_Task inputs_
--- BEGIN ---

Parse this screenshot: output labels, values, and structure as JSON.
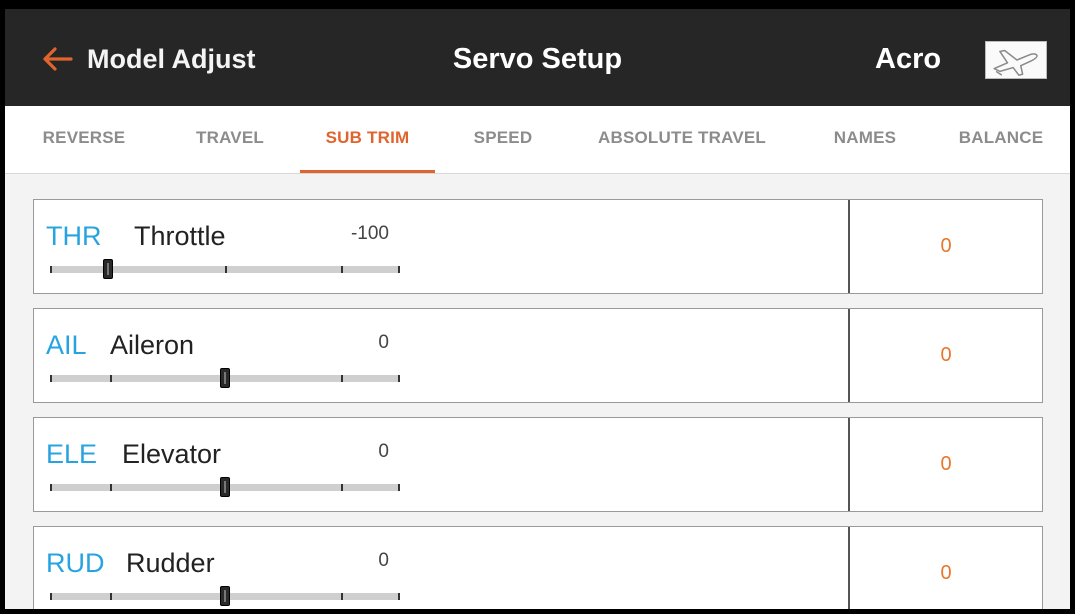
{
  "header": {
    "back_label": "Model Adjust",
    "title": "Servo Setup",
    "model_name": "Acro",
    "model_icon": "airplane-icon"
  },
  "tabs": [
    {
      "label": "REVERSE",
      "active": false
    },
    {
      "label": "TRAVEL",
      "active": false
    },
    {
      "label": "SUB TRIM",
      "active": true
    },
    {
      "label": "SPEED",
      "active": false
    },
    {
      "label": "ABSOLUTE TRAVEL",
      "active": false
    },
    {
      "label": "NAMES",
      "active": false
    },
    {
      "label": "BALANCE",
      "active": false
    }
  ],
  "channels": [
    {
      "code": "THR",
      "name": "Throttle",
      "value": "-100",
      "position": -100,
      "sub_trim": "0"
    },
    {
      "code": "AIL",
      "name": "Aileron",
      "value": "0",
      "position": 0,
      "sub_trim": "0"
    },
    {
      "code": "ELE",
      "name": "Elevator",
      "value": "0",
      "position": 0,
      "sub_trim": "0"
    },
    {
      "code": "RUD",
      "name": "Rudder",
      "value": "0",
      "position": 0,
      "sub_trim": "0"
    }
  ],
  "colors": {
    "accent": "#e0642e",
    "channel_code": "#27a4e0",
    "trim_value": "#e8772b",
    "header_bg": "#262626"
  }
}
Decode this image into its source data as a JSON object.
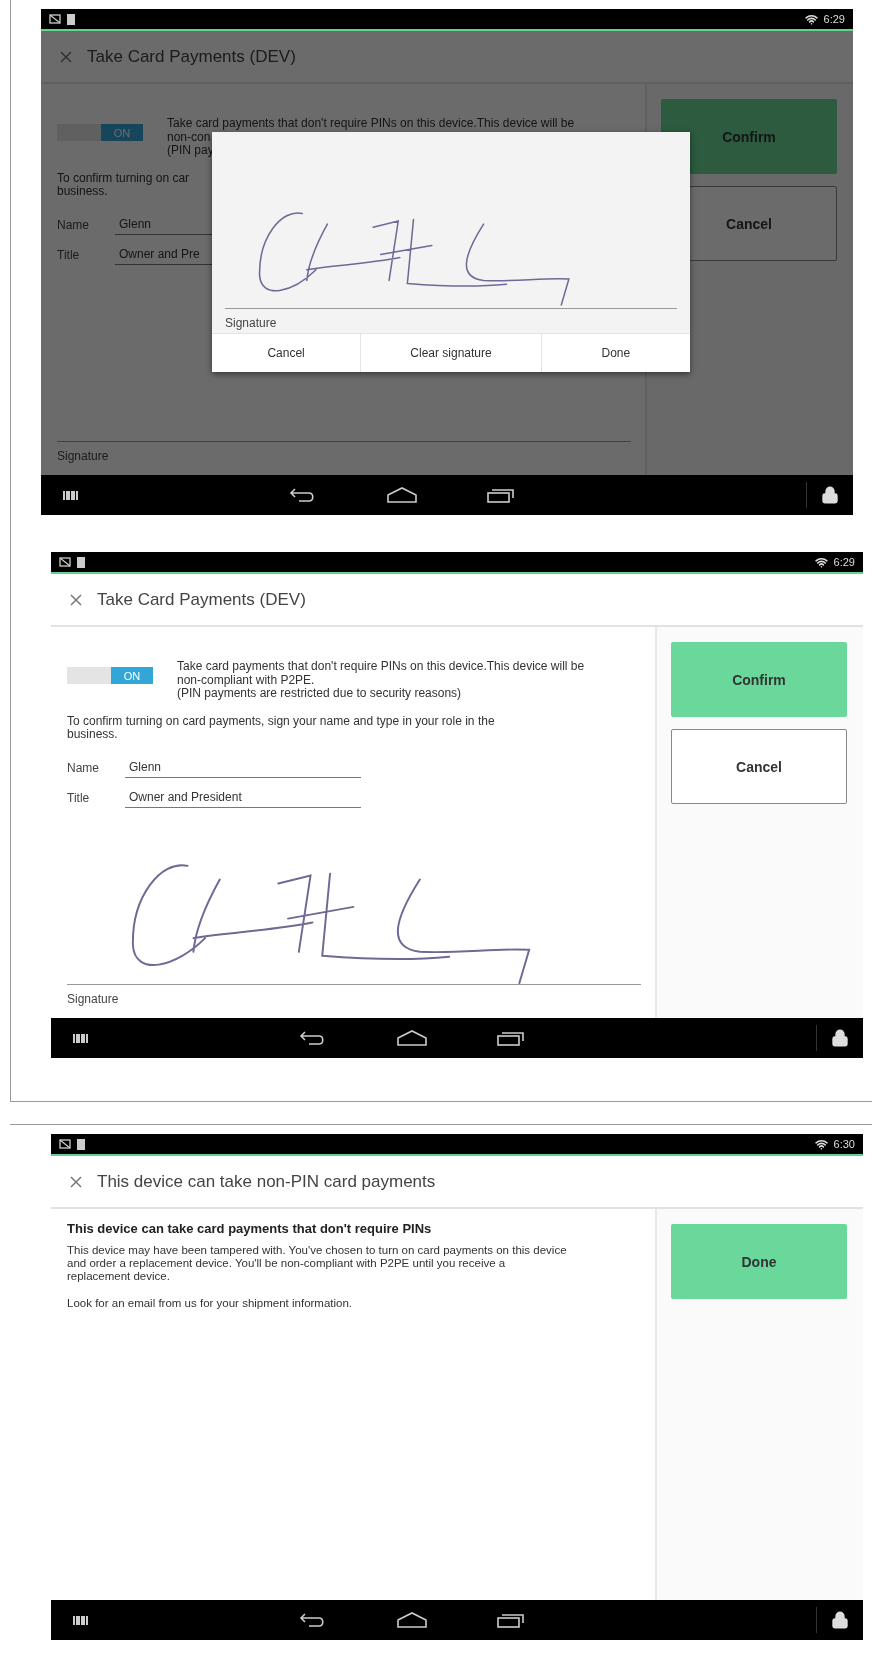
{
  "screens": [
    {
      "kind": "form",
      "status_bar": {
        "time": "6:29"
      },
      "header": {
        "title": "Take Card Payments (DEV)"
      },
      "toggle": {
        "label": "ON",
        "on": true
      },
      "description": [
        "Take card payments that don't require PINs on this device.This device will be",
        "non-con",
        "(PIN pay"
      ],
      "instruction": [
        "To confirm turning on car",
        "business."
      ],
      "fields": [
        {
          "label": "Name",
          "value": "Glenn"
        },
        {
          "label": "Title",
          "value": "Owner and Pre"
        }
      ],
      "signature": {
        "label": "Signature",
        "signed": false
      },
      "buttons": [
        {
          "label": "Confirm",
          "kind": "primary"
        },
        {
          "label": "Cancel",
          "kind": "secondary"
        }
      ],
      "dialog": {
        "signature_label": "Signature",
        "signed": true,
        "buttons": [
          "Cancel",
          "Clear signature",
          "Done"
        ]
      }
    },
    {
      "kind": "form",
      "status_bar": {
        "time": "6:29"
      },
      "header": {
        "title": "Take Card Payments (DEV)"
      },
      "toggle": {
        "label": "ON",
        "on": true
      },
      "description": [
        "Take card payments that don't require PINs on this device.This device will be",
        "non-compliant with P2PE.",
        "(PIN payments are restricted due to security reasons)"
      ],
      "instruction": [
        "To confirm turning on card payments, sign your name and type in your role in the",
        "business."
      ],
      "fields": [
        {
          "label": "Name",
          "value": "Glenn"
        },
        {
          "label": "Title",
          "value": "Owner and President"
        }
      ],
      "signature": {
        "label": "Signature",
        "signed": true
      },
      "buttons": [
        {
          "label": "Confirm",
          "kind": "primary"
        },
        {
          "label": "Cancel",
          "kind": "secondary"
        }
      ]
    },
    {
      "kind": "notice",
      "status_bar": {
        "time": "6:30"
      },
      "header": {
        "title": "This device can take non-PIN card payments"
      },
      "heading": "This device can take card payments that don't require PINs",
      "paragraphs": [
        "This device may have been tampered with. You've chosen to turn on card payments on this device and order a replacement device. You'll be non-compliant with P2PE until you receive a replacement device.",
        "Look for an email from us for your shipment information."
      ],
      "buttons": [
        {
          "label": "Done",
          "kind": "primary"
        }
      ]
    }
  ]
}
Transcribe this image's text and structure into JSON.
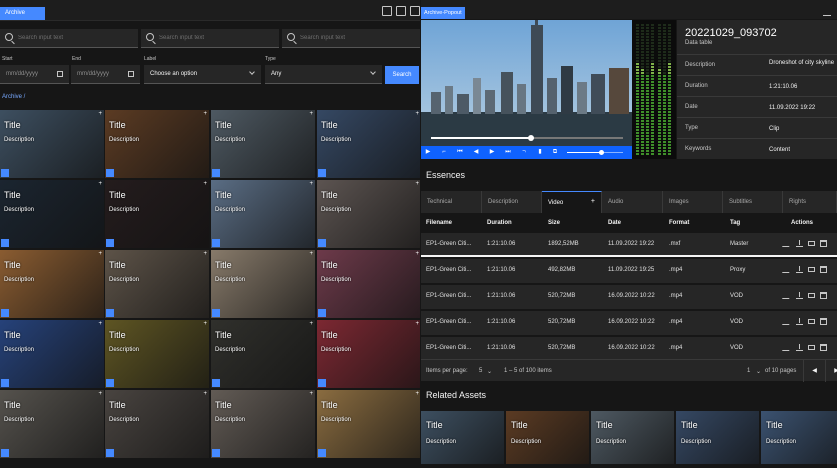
{
  "left": {
    "tab_label": "Archive",
    "search_placeholder": "Search input text",
    "filters": {
      "start_label": "Start",
      "end_label": "End",
      "label_label": "Label",
      "type_label": "Type",
      "date_placeholder": "mm/dd/yyyy",
      "label_value": "Choose an option",
      "type_value": "Any",
      "search_button": "Search"
    },
    "breadcrumb": "Archive  /",
    "tiles": [
      {
        "title": "Title",
        "description": "Description",
        "bg": "#3d4f60"
      },
      {
        "title": "Title",
        "description": "Description",
        "bg": "#5b3b23"
      },
      {
        "title": "Title",
        "description": "Description",
        "bg": "#4e5962"
      },
      {
        "title": "Title",
        "description": "Description",
        "bg": "#354863"
      },
      {
        "title": "Title",
        "description": "Description",
        "bg": "#1b2530"
      },
      {
        "title": "Title",
        "description": "Description",
        "bg": "#241c1d"
      },
      {
        "title": "Title",
        "description": "Description",
        "bg": "#5a6d84"
      },
      {
        "title": "Title",
        "description": "Description",
        "bg": "#5c5451"
      },
      {
        "title": "Title",
        "description": "Description",
        "bg": "#8a5c31"
      },
      {
        "title": "Title",
        "description": "Description",
        "bg": "#5d5348"
      },
      {
        "title": "Title",
        "description": "Description",
        "bg": "#877a6a"
      },
      {
        "title": "Title",
        "description": "Description",
        "bg": "#6d3a4a"
      },
      {
        "title": "Title",
        "description": "Description",
        "bg": "#26427a"
      },
      {
        "title": "Title",
        "description": "Description",
        "bg": "#5e5523"
      },
      {
        "title": "Title",
        "description": "Description",
        "bg": "#30302c"
      },
      {
        "title": "Title",
        "description": "Description",
        "bg": "#7c2832"
      },
      {
        "title": "Title",
        "description": "Description",
        "bg": "#55524d"
      },
      {
        "title": "Title",
        "description": "Description",
        "bg": "#494440"
      },
      {
        "title": "Title",
        "description": "Description",
        "bg": "#625b55"
      },
      {
        "title": "Title",
        "description": "Description",
        "bg": "#8a6c40"
      }
    ]
  },
  "right": {
    "tab_label": "Archive-Popout",
    "meta": {
      "title": "20221029_093702",
      "subtitle": "Data table",
      "rows": [
        {
          "key": "Description",
          "value": "Droneshot of city skyline"
        },
        {
          "key": "Duration",
          "value": "1:21:10.06"
        },
        {
          "key": "Date",
          "value": "11.09.2022 19:22"
        },
        {
          "key": "Type",
          "value": "Clip"
        },
        {
          "key": "Keywords",
          "value": "Content"
        }
      ]
    },
    "player": {
      "progress": 0.52,
      "volume": 0.6
    },
    "essences_title": "Essences",
    "tabs": [
      "Technical",
      "Description",
      "Video",
      "Audio",
      "Images",
      "Subtitles",
      "Rights"
    ],
    "tab_plus": "+",
    "table": {
      "headers": [
        "Filename",
        "Duration",
        "Size",
        "Date",
        "Format",
        "Tag",
        "Actions"
      ],
      "rows": [
        {
          "filename": "EP1-Green Citi...",
          "duration": "1:21:10.06",
          "size": "1892,52MB",
          "date": "11.09.2022 19:22",
          "format": ".mxf",
          "tag": "Master"
        },
        {
          "filename": "EP1-Green Citi...",
          "duration": "1:21:10.06",
          "size": "492,82MB",
          "date": "11.09.2022 19:25",
          "format": ".mp4",
          "tag": "Proxy"
        },
        {
          "filename": "EP1-Green Citi...",
          "duration": "1:21:10.06",
          "size": "520,72MB",
          "date": "16.09.2022 10:22",
          "format": ".mp4",
          "tag": "VOD"
        },
        {
          "filename": "EP1-Green Citi...",
          "duration": "1:21:10.06",
          "size": "520,72MB",
          "date": "16.09.2022 10:22",
          "format": ".mp4",
          "tag": "VOD"
        },
        {
          "filename": "EP1-Green Citi...",
          "duration": "1:21:10.06",
          "size": "520,72MB",
          "date": "16.09.2022 10:22",
          "format": ".mp4",
          "tag": "VOD"
        }
      ]
    },
    "pager": {
      "items_label": "Items per page:",
      "items_value": "5",
      "range": "1 – 5 of 100 items",
      "page_value": "1",
      "pages_label": "of 10 pages"
    },
    "related_title": "Related Assets",
    "related": [
      {
        "title": "Title",
        "description": "Description",
        "bg": "#3d4f60"
      },
      {
        "title": "Title",
        "description": "Description",
        "bg": "#5b3b23"
      },
      {
        "title": "Title",
        "description": "Description",
        "bg": "#4e5962"
      },
      {
        "title": "Title",
        "description": "Description",
        "bg": "#354863"
      },
      {
        "title": "Title",
        "description": "Description",
        "bg": "#3b5270"
      }
    ]
  }
}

--- END ---

_Problem description_
Identify and copy the lines holding the word "Owner".

_Output below_
          "value": "Owner and Pre"
          "value": "Owner and President"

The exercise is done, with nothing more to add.